## SET PROBLEM
Swap each occurrence of "candle-body-down" in the data below for "bearish-body". Give all the lines back with nothing else changed.

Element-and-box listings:
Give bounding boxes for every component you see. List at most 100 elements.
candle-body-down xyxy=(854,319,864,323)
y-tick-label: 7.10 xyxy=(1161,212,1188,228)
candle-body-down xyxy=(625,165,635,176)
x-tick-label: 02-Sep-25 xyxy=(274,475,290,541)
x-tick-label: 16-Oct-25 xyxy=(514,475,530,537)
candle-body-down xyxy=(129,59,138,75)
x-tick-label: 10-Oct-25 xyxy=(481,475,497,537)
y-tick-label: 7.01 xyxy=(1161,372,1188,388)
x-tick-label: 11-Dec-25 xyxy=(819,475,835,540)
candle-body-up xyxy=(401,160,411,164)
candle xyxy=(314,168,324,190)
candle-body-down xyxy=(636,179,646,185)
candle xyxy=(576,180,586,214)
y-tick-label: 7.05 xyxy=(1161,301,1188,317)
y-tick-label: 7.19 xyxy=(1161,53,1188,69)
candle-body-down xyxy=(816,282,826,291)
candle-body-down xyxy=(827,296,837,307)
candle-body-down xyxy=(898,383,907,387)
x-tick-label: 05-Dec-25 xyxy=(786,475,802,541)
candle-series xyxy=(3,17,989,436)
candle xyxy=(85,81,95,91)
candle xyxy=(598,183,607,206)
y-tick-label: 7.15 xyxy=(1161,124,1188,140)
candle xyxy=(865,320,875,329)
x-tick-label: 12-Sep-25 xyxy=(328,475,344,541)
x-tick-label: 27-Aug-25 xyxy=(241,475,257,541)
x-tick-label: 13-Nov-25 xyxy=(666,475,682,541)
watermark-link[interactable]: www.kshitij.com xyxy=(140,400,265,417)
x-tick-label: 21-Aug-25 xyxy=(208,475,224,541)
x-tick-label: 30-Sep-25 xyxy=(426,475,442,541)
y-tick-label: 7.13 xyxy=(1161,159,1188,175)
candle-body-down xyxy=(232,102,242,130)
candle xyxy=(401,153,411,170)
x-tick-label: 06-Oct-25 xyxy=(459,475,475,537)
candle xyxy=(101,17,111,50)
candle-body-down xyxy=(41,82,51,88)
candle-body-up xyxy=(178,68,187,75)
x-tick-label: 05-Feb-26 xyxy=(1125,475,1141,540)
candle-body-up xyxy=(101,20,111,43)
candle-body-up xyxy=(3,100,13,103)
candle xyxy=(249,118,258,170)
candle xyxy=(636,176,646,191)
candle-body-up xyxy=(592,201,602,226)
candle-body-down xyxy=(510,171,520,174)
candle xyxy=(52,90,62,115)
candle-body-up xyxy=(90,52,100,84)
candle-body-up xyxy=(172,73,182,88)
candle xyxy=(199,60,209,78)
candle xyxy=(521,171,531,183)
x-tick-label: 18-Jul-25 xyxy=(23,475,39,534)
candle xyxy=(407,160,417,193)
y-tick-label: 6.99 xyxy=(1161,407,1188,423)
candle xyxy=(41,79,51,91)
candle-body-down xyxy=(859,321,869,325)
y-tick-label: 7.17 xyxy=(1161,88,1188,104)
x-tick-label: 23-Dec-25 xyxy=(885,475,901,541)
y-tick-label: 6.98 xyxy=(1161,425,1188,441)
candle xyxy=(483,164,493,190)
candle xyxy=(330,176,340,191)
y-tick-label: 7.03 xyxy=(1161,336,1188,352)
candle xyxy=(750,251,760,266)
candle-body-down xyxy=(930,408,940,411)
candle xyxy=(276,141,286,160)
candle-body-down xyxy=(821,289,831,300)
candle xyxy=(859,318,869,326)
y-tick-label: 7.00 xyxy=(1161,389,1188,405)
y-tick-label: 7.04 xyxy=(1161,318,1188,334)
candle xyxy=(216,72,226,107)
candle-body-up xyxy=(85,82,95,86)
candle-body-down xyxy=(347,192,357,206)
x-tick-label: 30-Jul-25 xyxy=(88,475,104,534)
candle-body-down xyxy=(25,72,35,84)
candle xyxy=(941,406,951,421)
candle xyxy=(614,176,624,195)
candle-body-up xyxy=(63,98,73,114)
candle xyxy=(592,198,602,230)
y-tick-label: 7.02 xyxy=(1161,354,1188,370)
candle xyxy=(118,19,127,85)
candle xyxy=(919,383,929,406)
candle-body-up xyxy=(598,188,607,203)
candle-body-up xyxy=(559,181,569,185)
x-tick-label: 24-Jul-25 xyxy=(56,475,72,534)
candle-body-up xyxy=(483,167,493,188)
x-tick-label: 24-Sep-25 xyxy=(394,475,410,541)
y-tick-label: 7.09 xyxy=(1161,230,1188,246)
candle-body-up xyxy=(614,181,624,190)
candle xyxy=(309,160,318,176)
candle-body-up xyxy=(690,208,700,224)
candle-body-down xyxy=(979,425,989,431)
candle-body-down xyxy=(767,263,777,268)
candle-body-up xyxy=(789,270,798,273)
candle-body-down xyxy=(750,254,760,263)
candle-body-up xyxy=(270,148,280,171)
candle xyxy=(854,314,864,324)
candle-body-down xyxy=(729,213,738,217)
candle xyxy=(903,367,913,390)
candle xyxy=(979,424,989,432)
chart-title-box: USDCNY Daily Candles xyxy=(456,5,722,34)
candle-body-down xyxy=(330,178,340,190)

## EXERCISE SOLUTION
Give bounding boxes for every component you see. List at most 100 elements.
bearish-body xyxy=(854,319,864,323)
y-tick-label: 7.10 xyxy=(1161,212,1188,228)
bearish-body xyxy=(625,165,635,176)
x-tick-label: 02-Sep-25 xyxy=(274,475,290,541)
x-tick-label: 16-Oct-25 xyxy=(514,475,530,537)
bearish-body xyxy=(129,59,138,75)
x-tick-label: 10-Oct-25 xyxy=(481,475,497,537)
y-tick-label: 7.01 xyxy=(1161,372,1188,388)
x-tick-label: 11-Dec-25 xyxy=(819,475,835,540)
candle-body-up xyxy=(401,160,411,164)
candle xyxy=(314,168,324,190)
bearish-body xyxy=(636,179,646,185)
candle xyxy=(576,180,586,214)
y-tick-label: 7.05 xyxy=(1161,301,1188,317)
y-tick-label: 7.19 xyxy=(1161,53,1188,69)
bearish-body xyxy=(816,282,826,291)
bearish-body xyxy=(827,296,837,307)
bearish-body xyxy=(898,383,907,387)
x-tick-label: 05-Dec-25 xyxy=(786,475,802,541)
candle-series xyxy=(3,17,989,436)
candle xyxy=(85,81,95,91)
candle xyxy=(598,183,607,206)
y-tick-label: 7.15 xyxy=(1161,124,1188,140)
candle xyxy=(865,320,875,329)
x-tick-label: 12-Sep-25 xyxy=(328,475,344,541)
x-tick-label: 27-Aug-25 xyxy=(241,475,257,541)
x-tick-label: 13-Nov-25 xyxy=(666,475,682,541)
watermark-link[interactable]: www.kshitij.com xyxy=(140,400,265,417)
x-tick-label: 21-Aug-25 xyxy=(208,475,224,541)
x-tick-label: 30-Sep-25 xyxy=(426,475,442,541)
y-tick-label: 7.13 xyxy=(1161,159,1188,175)
bearish-body xyxy=(232,102,242,130)
candle xyxy=(401,153,411,170)
x-tick-label: 06-Oct-25 xyxy=(459,475,475,537)
candle xyxy=(101,17,111,50)
bearish-body xyxy=(41,82,51,88)
candle-body-up xyxy=(178,68,187,75)
x-tick-label: 05-Feb-26 xyxy=(1125,475,1141,540)
candle-body-up xyxy=(101,20,111,43)
candle-body-up xyxy=(3,100,13,103)
candle xyxy=(249,118,258,170)
candle xyxy=(636,176,646,191)
candle-body-up xyxy=(592,201,602,226)
bearish-body xyxy=(510,171,520,174)
candle xyxy=(52,90,62,115)
candle-body-up xyxy=(90,52,100,84)
candle-body-up xyxy=(172,73,182,88)
candle xyxy=(199,60,209,78)
candle xyxy=(521,171,531,183)
x-tick-label: 18-Jul-25 xyxy=(23,475,39,534)
candle xyxy=(407,160,417,193)
y-tick-label: 6.99 xyxy=(1161,407,1188,423)
candle xyxy=(41,79,51,91)
bearish-body xyxy=(859,321,869,325)
y-tick-label: 7.17 xyxy=(1161,88,1188,104)
x-tick-label: 23-Dec-25 xyxy=(885,475,901,541)
y-tick-label: 6.98 xyxy=(1161,425,1188,441)
candle xyxy=(483,164,493,190)
candle xyxy=(330,176,340,191)
y-tick-label: 7.03 xyxy=(1161,336,1188,352)
candle xyxy=(750,251,760,266)
bearish-body xyxy=(930,408,940,411)
candle xyxy=(276,141,286,160)
bearish-body xyxy=(821,289,831,300)
candle xyxy=(859,318,869,326)
y-tick-label: 7.00 xyxy=(1161,389,1188,405)
y-tick-label: 7.04 xyxy=(1161,318,1188,334)
candle xyxy=(216,72,226,107)
candle-body-up xyxy=(85,82,95,86)
bearish-body xyxy=(347,192,357,206)
x-tick-label: 30-Jul-25 xyxy=(88,475,104,534)
bearish-body xyxy=(25,72,35,84)
candle xyxy=(941,406,951,421)
candle xyxy=(614,176,624,195)
candle-body-up xyxy=(63,98,73,114)
candle xyxy=(592,198,602,230)
y-tick-label: 7.02 xyxy=(1161,354,1188,370)
candle xyxy=(118,19,127,85)
candle xyxy=(919,383,929,406)
candle-body-up xyxy=(598,188,607,203)
candle-body-up xyxy=(559,181,569,185)
x-tick-label: 24-Jul-25 xyxy=(56,475,72,534)
candle-body-up xyxy=(483,167,493,188)
x-tick-label: 24-Sep-25 xyxy=(394,475,410,541)
y-tick-label: 7.09 xyxy=(1161,230,1188,246)
candle-body-up xyxy=(614,181,624,190)
candle xyxy=(309,160,318,176)
candle-body-up xyxy=(690,208,700,224)
bearish-body xyxy=(979,425,989,431)
bearish-body xyxy=(767,263,777,268)
candle-body-up xyxy=(789,270,798,273)
bearish-body xyxy=(750,254,760,263)
candle-body-up xyxy=(270,148,280,171)
candle xyxy=(854,314,864,324)
bearish-body xyxy=(729,213,738,217)
candle xyxy=(903,367,913,390)
candle xyxy=(979,424,989,432)
chart-title-box: USDCNY Daily Candles xyxy=(456,5,722,34)
bearish-body xyxy=(330,178,340,190)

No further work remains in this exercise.